Material for the task:

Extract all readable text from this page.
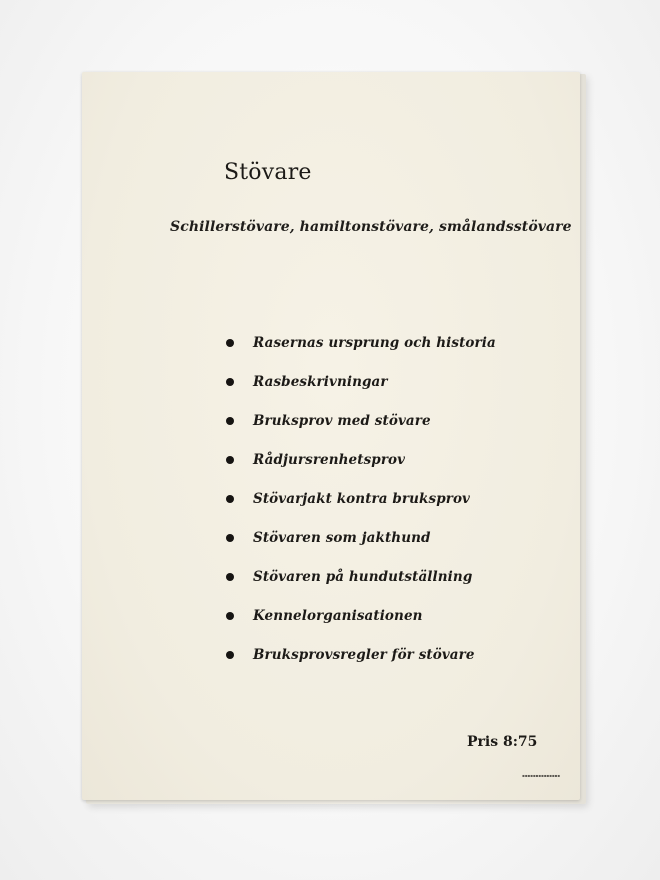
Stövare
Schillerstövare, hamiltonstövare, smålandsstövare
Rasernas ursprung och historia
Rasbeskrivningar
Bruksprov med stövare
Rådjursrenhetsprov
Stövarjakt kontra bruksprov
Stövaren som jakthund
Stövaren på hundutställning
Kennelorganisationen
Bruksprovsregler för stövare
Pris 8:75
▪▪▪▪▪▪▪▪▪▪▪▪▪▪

What the task asks: Without including any pictures, output all the entries above exactly.

Written answer:
Extract all readable text from this page.
Stövare
Schillerstövare, hamiltonstövare, smålandsstövare
Rasernas ursprung och historia
Rasbeskrivningar
Bruksprov med stövare
Rådjursrenhetsprov
Stövarjakt kontra bruksprov
Stövaren som jakthund
Stövaren på hundutställning
Kennelorganisationen
Bruksprovsregler för stövare
Pris 8:75
▪▪▪▪▪▪▪▪▪▪▪▪▪▪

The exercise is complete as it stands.